- [What you need to do] All entries must be repeated exactly; do not include the pictures.

- [Input records]
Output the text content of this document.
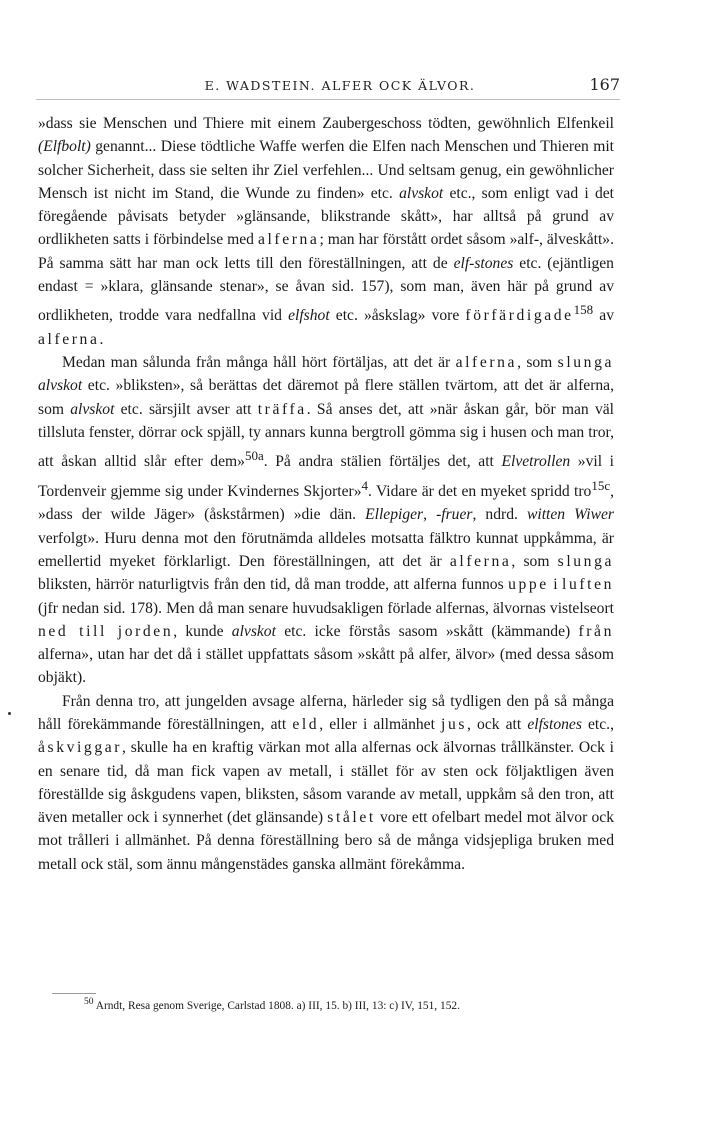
E. WADSTEIN. ALFER OCK ÄLVOR.	167

»dass sie Menschen und Thiere mit einem Zaubergeschoss tödten, gewöhnlich Elfenkeil (Elfbolt) genannt... Diese tödtliche Waffe werfen die Elfen nach Menschen und Thieren mit solcher Sicherheit, dass sie selten ihr Ziel verfehlen... Und seltsam genug, ein gewöhnlicher Mensch ist nicht im Stand, die Wunde zu finden» etc. alvskot etc., som enligt vad i det föregående påvisats betyder »glänsande, blikstrande skått», har alltså på grund av ordlikheten satts i förbindelse med alferna; man har förstått ordet såsom »alf-, älveskått». På samma sätt har man ock letts till den föreställningen, att de elf-stones etc. (ejäntligen endast = »klara, glänsande stenar», se åvan sid. 157), som man, även här på grund av ordlikheten, trodde vara nedfallna vid elfshot etc. »åskslag» vore förfärdigade$^{158}$ av alferna.

Medan man sålunda från många håll hört förtäljas, att det är alferna, som slunga alvskot etc. »bliksten», så berättas det däremot på flere ställen tvärtom, att det är alferna, som alvskot etc. särsjilt avser att träffa. Så anses det, att »när åskan går, bör man väl tillsluta fenster, dörrar ock spjäll, ty annars kunna bergtroll gömma sig i husen och man tror, att åskan alltid slår efter dem»$^{50a}$. På andra stälien förtäljes det, att Elvetrollen »vil i Tordenveir gjemme sig under Kvindernes Skjorter»$^4$. Vidare är det en myeket spridd tro$^{15c}$, »dass der wilde Jäger» (åskstårmen) »die dän. Ellepiger, -fruer, ndrd. witten Wiwer verfolgt». Huru denna mot den förutnämda alldeles motsatta fälktro kunnat uppkåmma, är emellertid myeket förklarligt. Den föreställningen, att det är alferna, som slunga bliksten, härrör naturligtvis från den tid, då man trodde, att alferna funnos uppe i luften (jfr nedan sid. 178). Men då man senare huvudsakligen förlade alfernas, älvornas vistelseort ned till jorden, kunde alvskot etc. icke förstås sasom »skått (kämmande) från alferna», utan har det då i stället uppfattats såsom »skått på alfer, älvor» (med dessa såsom objäkt).

Från denna tro, att jungelden avsage alferna, härleder sig så tydligen den på så många håll förekämmande föreställningen, att eld, eller i allmänhet jus, ock att elfstones etc., åskviggar, skulle ha en kraftig värkan mot alla alfernas ock älvornas trållkänster. Ock i en senare tid, då man fick vapen av metall, i stället för av sten ock följaktligen även föreställde sig åskgudens vapen, bliksten, såsom varande av metall, uppkåm så den tron, att även metaller ock i synnerhet (det glänsande) stålet vore ett ofelbart medel mot älvor ock mot trålleri i allmänhet. På denna föreställning bero så de många vidsjepliga bruken med metall ock stäl, som ännu mångenstädes ganska allmänt förekåmma.

$^{50}$ Arndt, Resa genom Sverige, Carlstad 1808. a) III, 15. b) III, 13: c) IV, 151, 152.
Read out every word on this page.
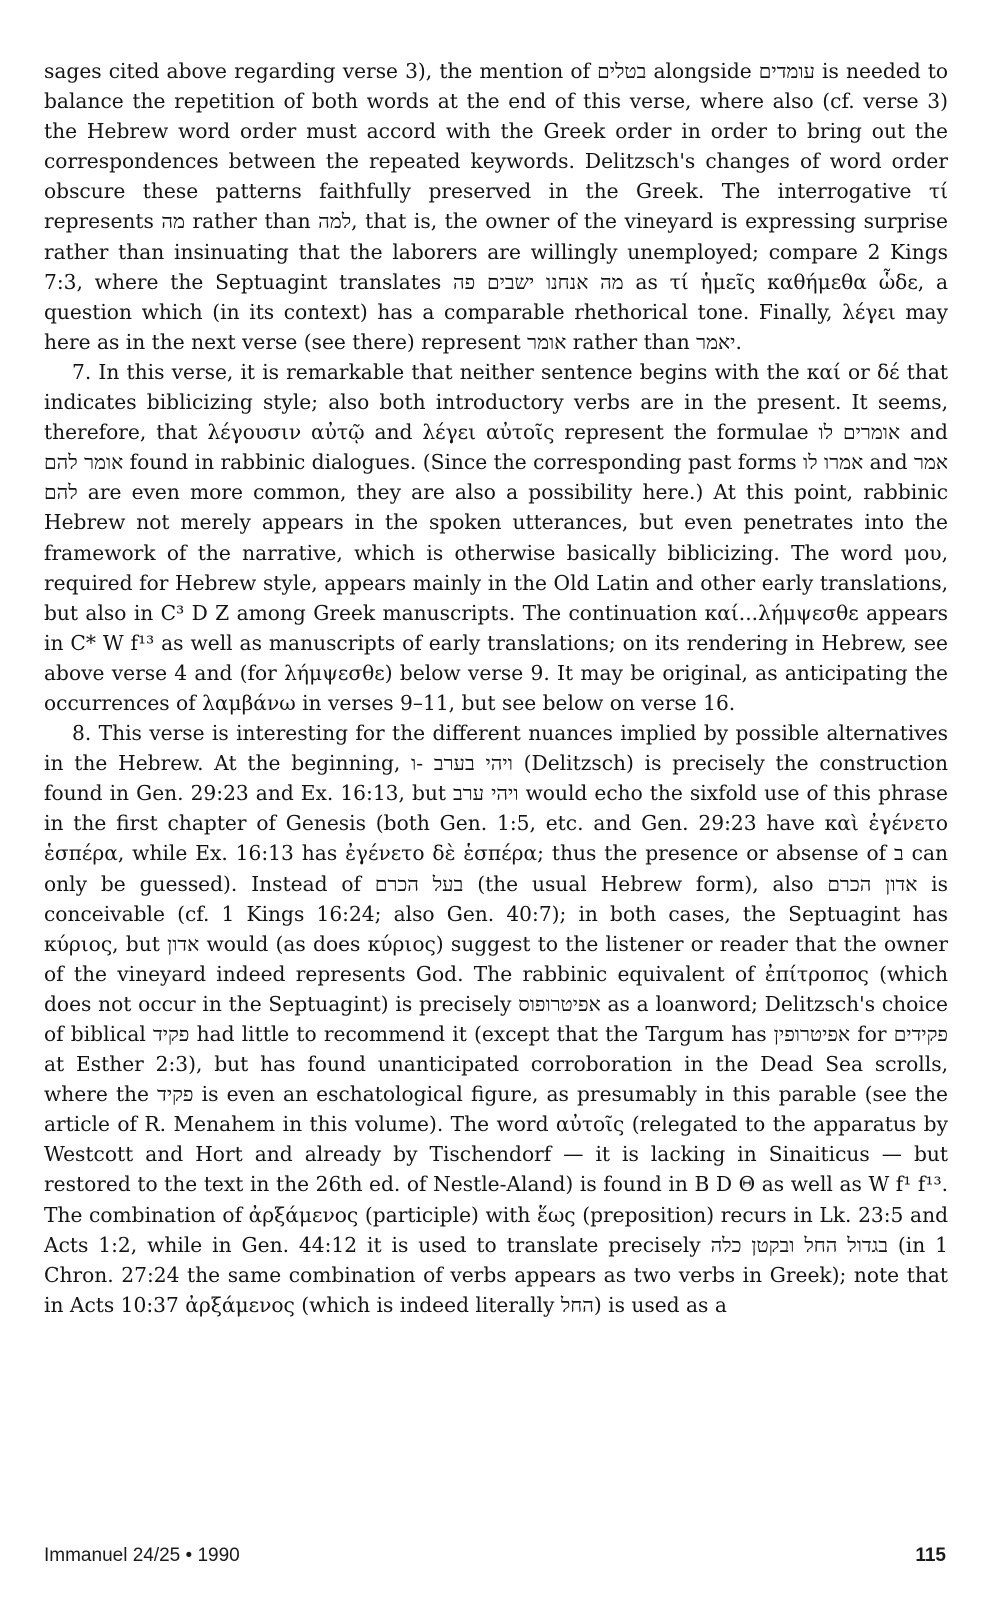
sages cited above regarding verse 3), the mention of בטלים alongside עומדים is needed to balance the repetition of both words at the end of this verse, where also (cf. verse 3) the Hebrew word order must accord with the Greek order in order to bring out the correspondences between the repeated keywords. Delitzsch's changes of word order obscure these patterns faithfully preserved in the Greek. The interrogative τί represents מה rather than למה, that is, the owner of the vineyard is expressing surprise rather than insinuating that the laborers are willingly unemployed; compare 2 Kings 7:3, where the Septuagint translates מה אנחנו ישבים פה as τί ἡμεῖς καθήμεθα ὧδε, a question which (in its context) has a comparable rhethorical tone. Finally, λέγει may here as in the next verse (see there) represent אומר rather than יאמר.

7. In this verse, it is remarkable that neither sentence begins with the καί or δέ that indicates biblicizing style; also both introductory verbs are in the present. It seems, therefore, that λέγουσιν αὐτῷ and λέγει αὐτοῖς represent the formulae אומרים לו and אומר להם found in rabbinic dialogues. (Since the corresponding past forms אמרו לו and אמר להם are even more common, they are also a possibility here.) At this point, rabbinic Hebrew not merely appears in the spoken utterances, but even penetrates into the framework of the narrative, which is otherwise basically biblicizing. The word μου, required for Hebrew style, appears mainly in the Old Latin and other early translations, but also in C³ D Z among Greek manuscripts. The continuation καί...λήμψεσθε appears in C* W f¹³ as well as manuscripts of early translations; on its rendering in Hebrew, see above verse 4 and (for λήμψεσθε) below verse 9. It may be original, as anticipating the occurrences of λαμβάνω in verses 9–11, but see below on verse 16.

8. This verse is interesting for the different nuances implied by possible alternatives in the Hebrew. At the beginning, ויהי בערב -ו (Delitzsch) is precisely the construction found in Gen. 29:23 and Ex. 16:13, but ויהי ערב would echo the sixfold use of this phrase in the first chapter of Genesis (both Gen. 1:5, etc. and Gen. 29:23 have καὶ ἐγένετο ἑσπέρα, while Ex. 16:13 has ἐγένετο δὲ ἑσπέρα; thus the presence or absense of ב can only be guessed). Instead of בעל הכרם (the usual Hebrew form), also אדון הכרם is conceivable (cf. 1 Kings 16:24; also Gen. 40:7); in both cases, the Septuagint has κύριος, but אדון would (as does κύριος) suggest to the listener or reader that the owner of the vineyard indeed represents God. The rabbinic equivalent of ἐπίτροπος (which does not occur in the Septuagint) is precisely אפיטרופוס as a loanword; Delitzsch's choice of biblical פקיד had little to recommend it (except that the Targum has אפיטרופין for פקידים at Esther 2:3), but has found unanticipated corroboration in the Dead Sea scrolls, where the פקיד is even an eschatological figure, as presumably in this parable (see the article of R. Menahem in this volume). The word αὐτοῖς (relegated to the apparatus by Westcott and Hort and already by Tischendorf — it is lacking in Sinaiticus — but restored to the text in the 26th ed. of Nestle-Aland) is found in B D Θ as well as W f¹ f¹³. The combination of ἀρξάμενος (participle) with ἕως (preposition) recurs in Lk. 23:5 and Acts 1:2, while in Gen. 44:12 it is used to translate precisely בגדול החל ובקטן כלה (in 1 Chron. 27:24 the same combination of verbs appears as two verbs in Greek); note that in Acts 10:37 ἀρξάμενος (which is indeed literally החל) is used as a

Immanuel 24/25 • 1990	115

- [Solution]
Output the text content of this document.
E. WADSTEIN. ALFER OCK ÄLVOR.	167

»dass sie Menschen und Thiere mit einem Zaubergeschoss tödten, gewöhnlich Elfenkeil (Elfbolt) genannt... Diese tödtliche Waffe werfen die Elfen nach Menschen und Thieren mit solcher Sicherheit, dass sie selten ihr Ziel verfehlen... Und seltsam genug, ein gewöhnlicher Mensch ist nicht im Stand, die Wunde zu finden» etc. alvskot etc., som enligt vad i det föregående påvisats betyder »glänsande, blikstrande skått», har alltså på grund av ordlikheten satts i förbindelse med alferna; man har förstått ordet såsom »alf-, älveskått». På samma sätt har man ock letts till den föreställningen, att de elf-stones etc. (ejäntligen endast = »klara, glänsande stenar», se åvan sid. 157), som man, även här på grund av ordlikheten, trodde vara nedfallna vid elfshot etc. »åskslag» vore förfärdigade$^{158}$ av alferna.

Medan man sålunda från många håll hört förtäljas, att det är alferna, som slunga alvskot etc. »bliksten», så berättas det däremot på flere ställen tvärtom, att det är alferna, som alvskot etc. särsjilt avser att träffa. Så anses det, att »när åskan går, bör man väl tillsluta fenster, dörrar ock spjäll, ty annars kunna bergtroll gömma sig i husen och man tror, att åskan alltid slår efter dem»$^{50a}$. På andra stälien förtäljes det, att Elvetrollen »vil i Tordenveir gjemme sig under Kvindernes Skjorter»$^4$. Vidare är det en myeket spridd tro$^{15c}$, »dass der wilde Jäger» (åskstårmen) »die dän. Ellepiger, -fruer, ndrd. witten Wiwer verfolgt». Huru denna mot den förutnämda alldeles motsatta fälktro kunnat uppkåmma, är emellertid myeket förklarligt. Den föreställningen, att det är alferna, som slunga bliksten, härrör naturligtvis från den tid, då man trodde, att alferna funnos uppe i luften (jfr nedan sid. 178). Men då man senare huvudsakligen förlade alfernas, älvornas vistelseort ned till jorden, kunde alvskot etc. icke förstås sasom »skått (kämmande) från alferna», utan har det då i stället uppfattats såsom »skått på alfer, älvor» (med dessa såsom objäkt).

Från denna tro, att jungelden avsage alferna, härleder sig så tydligen den på så många håll förekämmande föreställningen, att eld, eller i allmänhet jus, ock att elfstones etc., åskviggar, skulle ha en kraftig värkan mot alla alfernas ock älvornas trållkänster. Ock i en senare tid, då man fick vapen av metall, i stället för av sten ock följaktligen även föreställde sig åskgudens vapen, bliksten, såsom varande av metall, uppkåm så den tron, att även metaller ock i synnerhet (det glänsande) stålet vore ett ofelbart medel mot älvor ock mot trålleri i allmänhet. På denna föreställning bero så de många vidsjepliga bruken med metall ock stäl, som ännu mångenstädes ganska allmänt förekåmma.

$^{50}$ Arndt, Resa genom Sverige, Carlstad 1808. a) III, 15. b) III, 13: c) IV, 151, 152.
Read out every word on this page.
sages cited above regarding verse 3), the mention of בטלים alongside עומדים is needed to balance the repetition of both words at the end of this verse, where also (cf. verse 3) the Hebrew word order must accord with the Greek order in order to bring out the correspondences between the repeated keywords. Delitzsch's changes of word order obscure these patterns faithfully preserved in the Greek. The interrogative τί represents מה rather than למה, that is, the owner of the vineyard is expressing surprise rather than insinuating that the laborers are willingly unemployed; compare 2 Kings 7:3, where the Septuagint translates מה אנחנו ישבים פה as τί ἡμεῖς καθήμεθα ὧδε, a question which (in its context) has a comparable rhethorical tone. Finally, λέγει may here as in the next verse (see there) represent אומר rather than יאמר.

7. In this verse, it is remarkable that neither sentence begins with the καί or δέ that indicates biblicizing style; also both introductory verbs are in the present. It seems, therefore, that λέγουσιν αὐτῷ and λέγει αὐτοῖς represent the formulae אומרים לו and אומר להם found in rabbinic dialogues. (Since the corresponding past forms אמרו לו and אמר להם are even more common, they are also a possibility here.) At this point, rabbinic Hebrew not merely appears in the spoken utterances, but even penetrates into the framework of the narrative, which is otherwise basically biblicizing. The word μου, required for Hebrew style, appears mainly in the Old Latin and other early translations, but also in C³ D Z among Greek manuscripts. The continuation καί...λήμψεσθε appears in C* W f¹³ as well as manuscripts of early translations; on its rendering in Hebrew, see above verse 4 and (for λήμψεσθε) below verse 9. It may be original, as anticipating the occurrences of λαμβάνω in verses 9–11, but see below on verse 16.

8. This verse is interesting for the different nuances implied by possible alternatives in the Hebrew. At the beginning, ויהי בערב -ו (Delitzsch) is precisely the construction found in Gen. 29:23 and Ex. 16:13, but ויהי ערב would echo the sixfold use of this phrase in the first chapter of Genesis (both Gen. 1:5, etc. and Gen. 29:23 have καὶ ἐγένετο ἑσπέρα, while Ex. 16:13 has ἐγένετο δὲ ἑσπέρα; thus the presence or absense of ב can only be guessed). Instead of בעל הכרם (the usual Hebrew form), also אדון הכרם is conceivable (cf. 1 Kings 16:24; also Gen. 40:7); in both cases, the Septuagint has κύριος, but אדון would (as does κύριος) suggest to the listener or reader that the owner of the vineyard indeed represents God. The rabbinic equivalent of ἐπίτροπος (which does not occur in the Septuagint) is precisely אפיטרופוס as a loanword; Delitzsch's choice of biblical פקיד had little to recommend it (except that the Targum has אפיטרופין for פקידים at Esther 2:3), but has found unanticipated corroboration in the Dead Sea scrolls, where the פקיד is even an eschatological figure, as presumably in this parable (see the article of R. Menahem in this volume). The word αὐτοῖς (relegated to the apparatus by Westcott and Hort and already by Tischendorf — it is lacking in Sinaiticus — but restored to the text in the 26th ed. of Nestle-Aland) is found in B D Θ as well as W f¹ f¹³. The combination of ἀρξάμενος (participle) with ἕως (preposition) recurs in Lk. 23:5 and Acts 1:2, while in Gen. 44:12 it is used to translate precisely בגדול החל ובקטן כלה (in 1 Chron. 27:24 the same combination of verbs appears as two verbs in Greek); note that in Acts 10:37 ἀρξάμενος (which is indeed literally החל) is used as a

Immanuel 24/25 • 1990	115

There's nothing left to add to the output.